▸ **Given instruction**: Leave out the images; return the rest of the data exactly.
============================================================
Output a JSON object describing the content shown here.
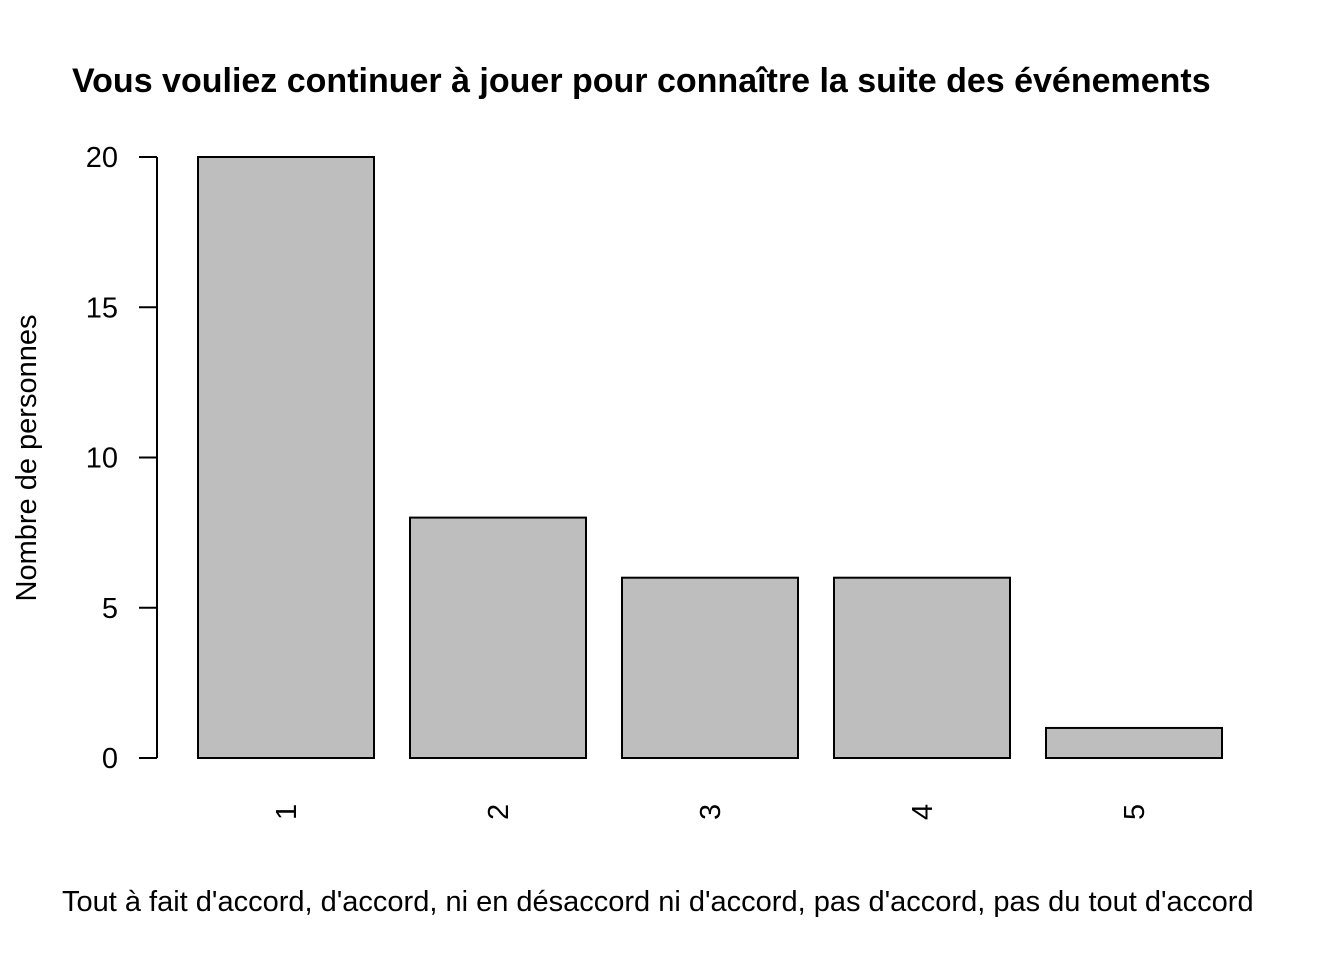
{
  "chart_data": {
    "type": "bar",
    "title": "Vous vouliez continuer à jouer pour connaître la suite des événements",
    "xlabel": "Tout à fait d'accord, d'accord, ni en désaccord ni d'accord, pas d'accord, pas du tout d'accord",
    "ylabel": "Nombre de personnes",
    "categories": [
      "1",
      "2",
      "3",
      "4",
      "5"
    ],
    "values": [
      20,
      8,
      6,
      6,
      1
    ],
    "ylim": [
      0,
      20
    ],
    "yticks": [
      0,
      5,
      10,
      15,
      20
    ],
    "ytick_labels": [
      "0",
      "5",
      "10",
      "15",
      "20"
    ],
    "grid": false,
    "legend": "none",
    "colors": {
      "bar_fill": "#bebebe",
      "bar_stroke": "#000000",
      "axis": "#000000",
      "background": "#ffffff"
    }
  }
}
============================================================
▸ **Worked solution**:
Output a JSON object describing the content shown here.
{
  "chart_data": {
    "type": "bar",
    "title": "Vous vouliez continuer à jouer pour connaître la suite des événements",
    "xlabel": "Tout à fait d'accord, d'accord, ni en désaccord ni d'accord, pas d'accord, pas du tout d'accord",
    "ylabel": "Nombre de personnes",
    "categories": [
      "1",
      "2",
      "3",
      "4",
      "5"
    ],
    "values": [
      20,
      8,
      6,
      6,
      1
    ],
    "ylim": [
      0,
      20
    ],
    "yticks": [
      0,
      5,
      10,
      15,
      20
    ],
    "ytick_labels": [
      "0",
      "5",
      "10",
      "15",
      "20"
    ],
    "grid": false,
    "legend": "none",
    "colors": {
      "bar_fill": "#bebebe",
      "bar_stroke": "#000000",
      "axis": "#000000",
      "background": "#ffffff"
    }
  }
}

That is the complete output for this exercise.